[Data entries]
^^^^^^^^
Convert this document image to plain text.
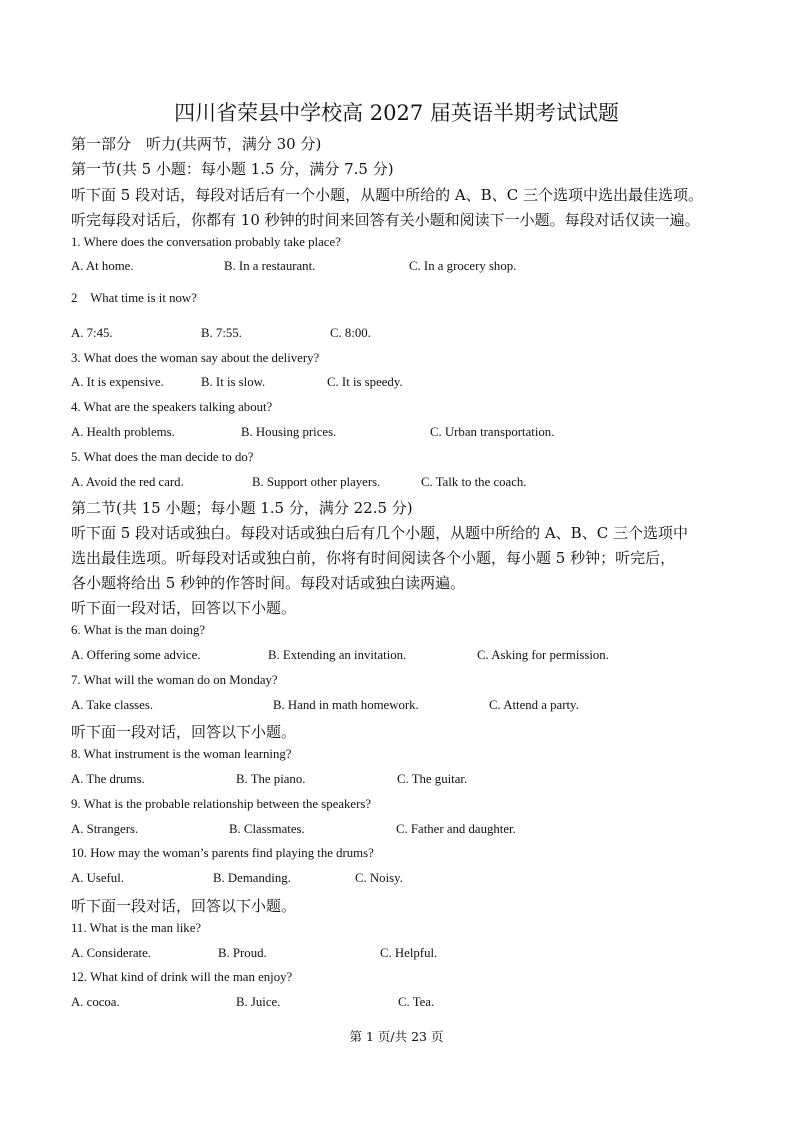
四川省荣县中学校高 2027 届英语半期考试试题
第一部分　听力(共两节，满分 30 分)
第一节(共 5 小题：每小题 1.5 分，满分 7.5 分)
听下面 5 段对话，每段对话后有一个小题，从题中所给的 A、B、C 三个选项中选出最佳选项。
听完每段对话后，你都有 10 秒钟的时间来回答有关小题和阅读下一小题。每段对话仅读一遍。
1. Where does the conversation probably take place?
A. At home.	B. In a restaurant.	C. In a grocery shop.
2　What time is it now?
A. 7:45.	B. 7:55.	C. 8:00.
3. What does the woman say about the delivery?
A. It is expensive.	B. It is slow.	C. It is speedy.
4. What are the speakers talking about?
A. Health problems.	B. Housing prices.	C. Urban transportation.
5. What does the man decide to do?
A. Avoid the red card.	B. Support other players.	C. Talk to the coach.
第二节(共 15 小题；每小题 1.5 分，满分 22.5 分)
听下面 5 段对话或独白。每段对话或独白后有几个小题，从题中所给的 A、B、C 三个选项中
选出最佳选项。听每段对话或独白前，你将有时间阅读各个小题，每小题 5 秒钟；听完后，
各小题将给出 5 秒钟的作答时间。每段对话或独白读两遍。
听下面一段对话，回答以下小题。
6. What is the man doing?
A. Offering some advice.	B. Extending an invitation.	C. Asking for permission.
7. What will the woman do on Monday?
A. Take classes.	B. Hand in math homework.	C. Attend a party.
听下面一段对话，回答以下小题。
8. What instrument is the woman learning?
A. The drums.	B. The piano.	C. The guitar.
9. What is the probable relationship between the speakers?
A. Strangers.	B. Classmates.	C. Father and daughter.
10. How may the woman’s parents find playing the drums?
A. Useful.	B. Demanding.	C. Noisy.
听下面一段对话，回答以下小题。
11. What is the man like?
A. Considerate.	B. Proud.	C. Helpful.
12. What kind of drink will the man enjoy?
A. cocoa.	B. Juice.	C. Tea.
第 1 页/共 23 页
^^^^^^^^
§ **EXERCISE AIM**: Extract every line containing the string "speakers" from the data above.

§ **FULL OUTPUT**:
4. What are the speakers talking about?
9. What is the probable relationship between the speakers?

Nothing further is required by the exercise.